[Extracted data entries]

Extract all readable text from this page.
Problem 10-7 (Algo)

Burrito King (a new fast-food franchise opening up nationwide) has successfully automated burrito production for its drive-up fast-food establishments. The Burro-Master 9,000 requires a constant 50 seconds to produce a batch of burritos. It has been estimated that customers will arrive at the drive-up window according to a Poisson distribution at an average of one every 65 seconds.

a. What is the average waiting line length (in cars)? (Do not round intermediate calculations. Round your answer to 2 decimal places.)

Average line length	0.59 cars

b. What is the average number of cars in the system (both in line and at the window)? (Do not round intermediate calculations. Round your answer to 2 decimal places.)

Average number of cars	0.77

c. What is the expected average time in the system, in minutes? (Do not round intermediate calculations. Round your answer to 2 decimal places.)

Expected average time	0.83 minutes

• Problem details:
Give an exact copy of all the data shown above.

• Final answer:
Extract all readable text from this page.
Problem 10-7 (Algo)

Burrito King (a new fast-food franchise opening up nationwide) has successfully automated burrito production for its drive-up fast-food establishments. The Burro-Master 9,000 requires a constant 50 seconds to produce a batch of burritos. It has been estimated that customers will arrive at the drive-up window according to a Poisson distribution at an average of one every 65 seconds.

a. What is the average waiting line length (in cars)? (Do not round intermediate calculations. Round your answer to 2 decimal places.)

Average line length	0.59 cars

b. What is the average number of cars in the system (both in line and at the window)? (Do not round intermediate calculations. Round your answer to 2 decimal places.)

Average number of cars	0.77

c. What is the expected average time in the system, in minutes? (Do not round intermediate calculations. Round your answer to 2 decimal places.)

Expected average time	0.83 minutes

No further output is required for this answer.